## BEGIN GIVEN DATA

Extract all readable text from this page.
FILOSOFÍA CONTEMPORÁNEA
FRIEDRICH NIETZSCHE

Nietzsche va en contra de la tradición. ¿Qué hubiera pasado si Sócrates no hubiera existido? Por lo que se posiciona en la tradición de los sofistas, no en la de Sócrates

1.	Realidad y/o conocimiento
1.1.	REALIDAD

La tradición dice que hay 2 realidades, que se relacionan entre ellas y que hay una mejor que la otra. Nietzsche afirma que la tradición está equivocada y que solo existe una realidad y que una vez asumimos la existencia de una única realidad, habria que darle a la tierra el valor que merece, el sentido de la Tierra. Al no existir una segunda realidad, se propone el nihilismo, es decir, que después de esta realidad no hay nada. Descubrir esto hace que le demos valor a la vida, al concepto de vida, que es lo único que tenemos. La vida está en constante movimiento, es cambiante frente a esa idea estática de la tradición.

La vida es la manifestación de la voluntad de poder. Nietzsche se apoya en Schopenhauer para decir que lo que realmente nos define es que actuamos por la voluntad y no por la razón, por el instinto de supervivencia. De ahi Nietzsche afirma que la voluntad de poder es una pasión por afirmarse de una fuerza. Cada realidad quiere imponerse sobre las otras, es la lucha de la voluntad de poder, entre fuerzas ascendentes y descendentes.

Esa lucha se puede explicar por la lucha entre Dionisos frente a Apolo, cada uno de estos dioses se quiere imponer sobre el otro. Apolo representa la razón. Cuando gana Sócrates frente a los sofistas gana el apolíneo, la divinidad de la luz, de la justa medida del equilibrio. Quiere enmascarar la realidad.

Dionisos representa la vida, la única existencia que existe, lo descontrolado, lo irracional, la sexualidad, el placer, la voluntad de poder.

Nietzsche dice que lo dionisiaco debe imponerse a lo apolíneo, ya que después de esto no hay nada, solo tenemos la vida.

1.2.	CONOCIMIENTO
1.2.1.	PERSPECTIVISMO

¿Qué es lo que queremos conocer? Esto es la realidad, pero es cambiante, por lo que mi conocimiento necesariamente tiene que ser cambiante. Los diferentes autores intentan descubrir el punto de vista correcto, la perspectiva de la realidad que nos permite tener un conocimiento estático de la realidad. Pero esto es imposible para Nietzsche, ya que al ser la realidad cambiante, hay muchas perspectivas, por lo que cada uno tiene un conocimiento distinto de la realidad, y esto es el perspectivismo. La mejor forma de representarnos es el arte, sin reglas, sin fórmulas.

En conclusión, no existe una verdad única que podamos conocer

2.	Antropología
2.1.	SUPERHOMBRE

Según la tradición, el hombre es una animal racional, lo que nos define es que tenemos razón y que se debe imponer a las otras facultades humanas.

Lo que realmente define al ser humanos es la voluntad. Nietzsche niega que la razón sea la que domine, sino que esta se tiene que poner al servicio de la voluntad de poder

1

## END GIVEN DATA

AIM OF THE TASK:
Filter out every line that lacks the word "Sócrates", and copy the rest.

THE REPLY:
Nietzsche va en contra de la tradición. ¿Qué hubiera pasado si Sócrates no hubiera existido? Por lo que se posiciona en la tradición de los sofistas, no en la de Sócrates
Esa lucha se puede explicar por la lucha entre Dionisos frente a Apolo, cada uno de estos dioses se quiere imponer sobre el otro. Apolo representa la razón. Cuando gana Sócrates frente a los sofistas gana el apolíneo, la divinidad de la luz, de la justa medida del equilibrio. Quiere enmascarar la realidad.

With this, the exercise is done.